**Problem statement:** Find the lines containing "title" and say how many there are, with no other words.
-- start --
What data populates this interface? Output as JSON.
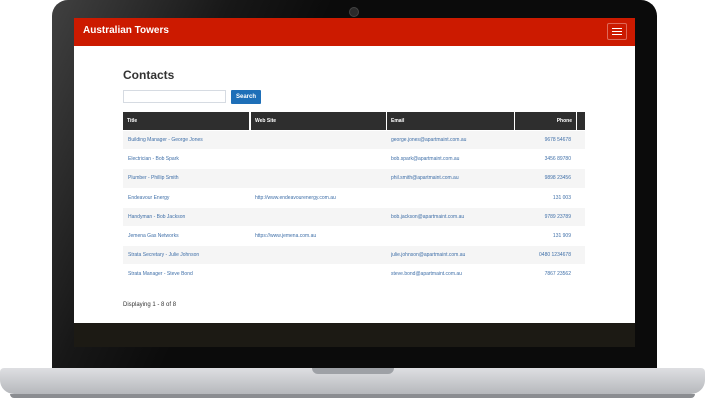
{
  "app": {
    "brand": "Australian Towers"
  },
  "page": {
    "title": "Contacts"
  },
  "search": {
    "value": "",
    "placeholder": "",
    "button_label": "Search"
  },
  "table": {
    "headers": {
      "title": "Title",
      "website": "Web Site",
      "email": "Email",
      "phone": "Phone"
    },
    "rows": [
      {
        "title": "Building Manager - George Jones",
        "website": "",
        "email": "george.jones@apartmaint.com.au",
        "phone": "9678 54678"
      },
      {
        "title": "Electrician - Bob Spark",
        "website": "",
        "email": "bob.spark@apartmaint.com.au",
        "phone": "3456 89780"
      },
      {
        "title": "Plumber - Phillip Smith",
        "website": "",
        "email": "phil.smith@apartmaint.com.au",
        "phone": "9898 23456"
      },
      {
        "title": "Endeavour Energy",
        "website": "http://www.endeavourenergy.com.au",
        "email": "",
        "phone": "131 003"
      },
      {
        "title": "Handyman - Bob Jackson",
        "website": "",
        "email": "bob.jackson@apartmaint.com.au",
        "phone": "9789 23789"
      },
      {
        "title": "Jemena Gas Networks",
        "website": "https://www.jemena.com.au",
        "email": "",
        "phone": "131 909"
      },
      {
        "title": "Strata Secretary - Julie Johnson",
        "website": "",
        "email": "julie.johnson@apartmaint.com.au",
        "phone": "0480 1234678"
      },
      {
        "title": "Strata Manager - Steve Bond",
        "website": "",
        "email": "steve.bond@apartmaint.com.au",
        "phone": "7867 23562"
      }
    ]
  },
  "pagination": {
    "text": "Displaying 1 - 8 of 8"
  },
  "colors": {
    "brand_red": "#cc1a00",
    "button_blue": "#1e6fb8",
    "header_dark": "#2e2e2e",
    "link_blue": "#3f6fa8"
  },
  "icons": {
    "menu": "hamburger-menu-icon",
    "camera": "camera-icon"
  }
}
-- end --
**Solution to the exercise:** 10